- _Your goal_
Your answer should be a single number: the count of lines holding the word "part".

- _Records provided_

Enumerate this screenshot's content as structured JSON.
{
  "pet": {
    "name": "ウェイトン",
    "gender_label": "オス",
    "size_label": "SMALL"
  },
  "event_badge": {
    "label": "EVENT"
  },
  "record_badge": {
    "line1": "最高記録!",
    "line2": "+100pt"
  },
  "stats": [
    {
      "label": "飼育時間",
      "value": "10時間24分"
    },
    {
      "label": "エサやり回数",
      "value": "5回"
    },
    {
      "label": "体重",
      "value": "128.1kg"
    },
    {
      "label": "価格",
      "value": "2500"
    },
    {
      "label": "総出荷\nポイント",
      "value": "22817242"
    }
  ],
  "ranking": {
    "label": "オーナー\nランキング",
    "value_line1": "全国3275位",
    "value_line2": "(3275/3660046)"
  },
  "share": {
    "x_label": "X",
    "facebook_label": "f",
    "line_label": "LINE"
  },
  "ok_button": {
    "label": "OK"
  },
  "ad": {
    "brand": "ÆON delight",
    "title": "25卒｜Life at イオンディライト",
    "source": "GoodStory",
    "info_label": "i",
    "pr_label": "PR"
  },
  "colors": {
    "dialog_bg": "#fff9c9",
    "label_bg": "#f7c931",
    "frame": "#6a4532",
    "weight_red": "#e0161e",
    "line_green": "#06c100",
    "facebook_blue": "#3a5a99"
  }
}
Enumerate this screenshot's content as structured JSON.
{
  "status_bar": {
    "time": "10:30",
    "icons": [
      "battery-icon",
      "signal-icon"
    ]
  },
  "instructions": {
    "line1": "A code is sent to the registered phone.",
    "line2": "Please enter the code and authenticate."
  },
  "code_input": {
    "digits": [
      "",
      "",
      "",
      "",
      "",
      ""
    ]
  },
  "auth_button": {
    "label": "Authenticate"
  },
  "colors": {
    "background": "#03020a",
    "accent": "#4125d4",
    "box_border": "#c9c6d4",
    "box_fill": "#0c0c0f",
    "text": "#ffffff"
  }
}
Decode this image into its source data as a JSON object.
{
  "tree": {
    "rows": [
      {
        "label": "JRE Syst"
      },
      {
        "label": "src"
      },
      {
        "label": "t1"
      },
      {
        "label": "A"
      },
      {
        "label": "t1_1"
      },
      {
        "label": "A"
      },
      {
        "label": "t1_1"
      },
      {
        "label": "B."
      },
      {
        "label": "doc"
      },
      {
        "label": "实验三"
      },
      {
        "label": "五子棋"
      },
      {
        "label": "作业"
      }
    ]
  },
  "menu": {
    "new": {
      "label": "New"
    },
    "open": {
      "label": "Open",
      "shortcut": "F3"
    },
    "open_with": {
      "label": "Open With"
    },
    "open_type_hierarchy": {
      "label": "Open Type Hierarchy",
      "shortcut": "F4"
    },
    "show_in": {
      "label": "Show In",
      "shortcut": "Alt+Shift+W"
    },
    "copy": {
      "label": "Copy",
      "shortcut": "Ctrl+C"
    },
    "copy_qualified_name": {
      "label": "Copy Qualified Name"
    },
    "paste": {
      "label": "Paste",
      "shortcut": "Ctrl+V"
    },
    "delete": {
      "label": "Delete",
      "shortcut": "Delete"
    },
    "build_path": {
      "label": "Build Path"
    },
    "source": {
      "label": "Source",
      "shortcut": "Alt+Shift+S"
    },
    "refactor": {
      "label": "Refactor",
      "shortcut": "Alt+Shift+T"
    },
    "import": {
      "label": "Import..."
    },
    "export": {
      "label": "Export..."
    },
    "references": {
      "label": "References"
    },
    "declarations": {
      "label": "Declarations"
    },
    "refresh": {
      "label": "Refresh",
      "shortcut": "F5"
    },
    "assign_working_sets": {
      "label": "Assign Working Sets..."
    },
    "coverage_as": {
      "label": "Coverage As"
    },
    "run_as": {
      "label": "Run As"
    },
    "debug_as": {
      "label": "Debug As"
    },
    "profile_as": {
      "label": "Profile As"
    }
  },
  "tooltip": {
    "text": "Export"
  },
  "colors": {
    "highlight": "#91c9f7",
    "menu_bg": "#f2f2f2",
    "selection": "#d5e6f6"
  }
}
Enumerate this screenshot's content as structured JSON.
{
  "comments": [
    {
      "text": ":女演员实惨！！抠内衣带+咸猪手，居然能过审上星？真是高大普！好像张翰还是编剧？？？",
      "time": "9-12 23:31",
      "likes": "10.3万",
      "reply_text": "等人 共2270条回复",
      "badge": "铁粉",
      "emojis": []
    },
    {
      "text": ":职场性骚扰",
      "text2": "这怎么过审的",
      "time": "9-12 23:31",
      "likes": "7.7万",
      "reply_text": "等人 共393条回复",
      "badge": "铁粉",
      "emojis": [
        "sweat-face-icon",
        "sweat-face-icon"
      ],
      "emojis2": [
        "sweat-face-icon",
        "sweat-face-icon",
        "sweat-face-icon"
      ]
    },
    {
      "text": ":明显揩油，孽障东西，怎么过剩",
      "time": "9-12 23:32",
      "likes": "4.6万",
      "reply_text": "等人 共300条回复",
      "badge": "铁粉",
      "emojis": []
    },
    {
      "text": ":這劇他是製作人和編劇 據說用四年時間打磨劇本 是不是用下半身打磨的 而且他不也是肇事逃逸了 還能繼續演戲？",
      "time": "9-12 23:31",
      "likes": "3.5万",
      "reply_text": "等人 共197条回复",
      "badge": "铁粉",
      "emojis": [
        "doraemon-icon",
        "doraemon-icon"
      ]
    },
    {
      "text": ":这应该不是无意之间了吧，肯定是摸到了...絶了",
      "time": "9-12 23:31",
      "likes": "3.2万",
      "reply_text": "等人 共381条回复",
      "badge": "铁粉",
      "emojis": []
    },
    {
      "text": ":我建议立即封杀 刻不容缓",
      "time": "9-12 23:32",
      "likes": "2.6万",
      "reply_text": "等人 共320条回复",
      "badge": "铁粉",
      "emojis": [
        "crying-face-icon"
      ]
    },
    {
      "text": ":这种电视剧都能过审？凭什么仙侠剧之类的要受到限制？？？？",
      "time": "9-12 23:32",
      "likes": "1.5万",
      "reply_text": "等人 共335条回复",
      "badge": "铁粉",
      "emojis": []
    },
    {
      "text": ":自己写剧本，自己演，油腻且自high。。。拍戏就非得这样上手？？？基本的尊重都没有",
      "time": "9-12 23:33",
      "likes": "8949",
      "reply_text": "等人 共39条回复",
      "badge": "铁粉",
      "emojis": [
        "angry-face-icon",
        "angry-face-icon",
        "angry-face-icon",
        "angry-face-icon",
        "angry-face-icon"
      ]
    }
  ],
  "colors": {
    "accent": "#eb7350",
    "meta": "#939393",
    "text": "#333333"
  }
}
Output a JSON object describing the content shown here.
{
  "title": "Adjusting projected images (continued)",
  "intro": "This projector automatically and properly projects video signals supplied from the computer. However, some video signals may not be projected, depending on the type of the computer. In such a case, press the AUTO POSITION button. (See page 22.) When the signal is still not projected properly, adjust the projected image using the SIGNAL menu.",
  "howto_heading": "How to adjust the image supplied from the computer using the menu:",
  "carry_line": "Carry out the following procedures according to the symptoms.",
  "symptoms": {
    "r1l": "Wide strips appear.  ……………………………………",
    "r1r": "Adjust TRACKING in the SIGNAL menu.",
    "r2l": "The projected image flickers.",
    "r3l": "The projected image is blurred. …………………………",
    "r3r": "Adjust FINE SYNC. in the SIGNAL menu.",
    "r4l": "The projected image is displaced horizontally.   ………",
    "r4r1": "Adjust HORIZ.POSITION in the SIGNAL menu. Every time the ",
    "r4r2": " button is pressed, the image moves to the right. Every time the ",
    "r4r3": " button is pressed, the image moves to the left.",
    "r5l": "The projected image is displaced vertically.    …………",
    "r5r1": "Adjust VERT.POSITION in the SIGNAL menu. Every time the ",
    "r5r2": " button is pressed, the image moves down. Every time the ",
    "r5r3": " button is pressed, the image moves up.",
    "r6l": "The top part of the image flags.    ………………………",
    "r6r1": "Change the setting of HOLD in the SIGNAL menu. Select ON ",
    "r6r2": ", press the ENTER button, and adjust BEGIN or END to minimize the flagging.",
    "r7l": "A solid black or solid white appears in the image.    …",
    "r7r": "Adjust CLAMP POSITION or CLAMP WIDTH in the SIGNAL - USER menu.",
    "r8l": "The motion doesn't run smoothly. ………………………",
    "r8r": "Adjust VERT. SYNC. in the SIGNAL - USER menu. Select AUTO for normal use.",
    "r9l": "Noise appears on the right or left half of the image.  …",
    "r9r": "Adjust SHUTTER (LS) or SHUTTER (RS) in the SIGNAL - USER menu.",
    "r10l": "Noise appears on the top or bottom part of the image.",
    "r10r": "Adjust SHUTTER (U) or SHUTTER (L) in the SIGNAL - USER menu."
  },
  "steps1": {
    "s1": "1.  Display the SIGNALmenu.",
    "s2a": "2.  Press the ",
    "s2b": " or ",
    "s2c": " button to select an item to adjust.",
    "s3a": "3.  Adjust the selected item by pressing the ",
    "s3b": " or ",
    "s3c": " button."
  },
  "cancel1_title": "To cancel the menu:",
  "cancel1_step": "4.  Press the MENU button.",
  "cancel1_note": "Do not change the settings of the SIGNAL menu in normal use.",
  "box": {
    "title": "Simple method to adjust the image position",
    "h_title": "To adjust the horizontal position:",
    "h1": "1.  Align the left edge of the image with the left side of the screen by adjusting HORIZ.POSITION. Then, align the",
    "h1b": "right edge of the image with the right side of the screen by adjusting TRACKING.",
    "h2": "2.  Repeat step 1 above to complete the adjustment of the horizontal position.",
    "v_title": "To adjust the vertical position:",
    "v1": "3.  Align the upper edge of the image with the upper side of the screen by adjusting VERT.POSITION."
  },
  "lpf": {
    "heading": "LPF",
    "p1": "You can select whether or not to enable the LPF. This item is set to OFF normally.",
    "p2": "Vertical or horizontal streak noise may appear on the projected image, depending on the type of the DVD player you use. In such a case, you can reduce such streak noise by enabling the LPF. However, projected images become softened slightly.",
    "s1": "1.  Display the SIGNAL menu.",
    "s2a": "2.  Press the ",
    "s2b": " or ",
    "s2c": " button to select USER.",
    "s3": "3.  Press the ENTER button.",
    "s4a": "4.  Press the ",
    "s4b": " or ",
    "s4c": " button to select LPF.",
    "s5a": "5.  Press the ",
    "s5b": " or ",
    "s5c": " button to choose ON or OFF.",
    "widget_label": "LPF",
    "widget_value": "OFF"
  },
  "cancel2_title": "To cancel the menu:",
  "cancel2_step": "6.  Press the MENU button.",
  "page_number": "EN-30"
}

- _Solution below_
2